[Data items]
* start *

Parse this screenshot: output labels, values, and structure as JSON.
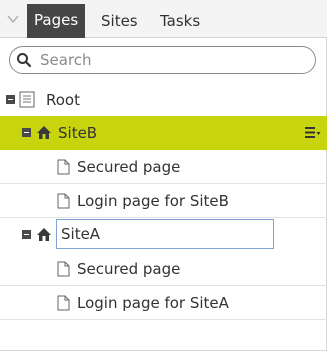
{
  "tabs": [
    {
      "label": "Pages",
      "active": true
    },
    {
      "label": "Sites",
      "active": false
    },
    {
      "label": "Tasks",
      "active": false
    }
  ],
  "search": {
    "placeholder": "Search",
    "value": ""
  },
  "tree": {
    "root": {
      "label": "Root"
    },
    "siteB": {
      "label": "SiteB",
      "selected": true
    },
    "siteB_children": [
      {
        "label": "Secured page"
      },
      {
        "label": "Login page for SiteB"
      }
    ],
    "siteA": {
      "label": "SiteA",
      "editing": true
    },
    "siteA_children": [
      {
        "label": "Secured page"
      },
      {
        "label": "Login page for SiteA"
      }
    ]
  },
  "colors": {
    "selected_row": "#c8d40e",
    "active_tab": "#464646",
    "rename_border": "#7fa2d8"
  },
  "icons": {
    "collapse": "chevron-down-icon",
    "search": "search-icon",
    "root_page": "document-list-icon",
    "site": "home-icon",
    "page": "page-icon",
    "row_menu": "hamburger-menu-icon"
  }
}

* end *

== WORK TO BE COMPLETED ==
Tally the lines in these entries that have the string "true" in them, then answer with the count and nothing else.

== SOLUTION TO THIS PROBLEM ==
3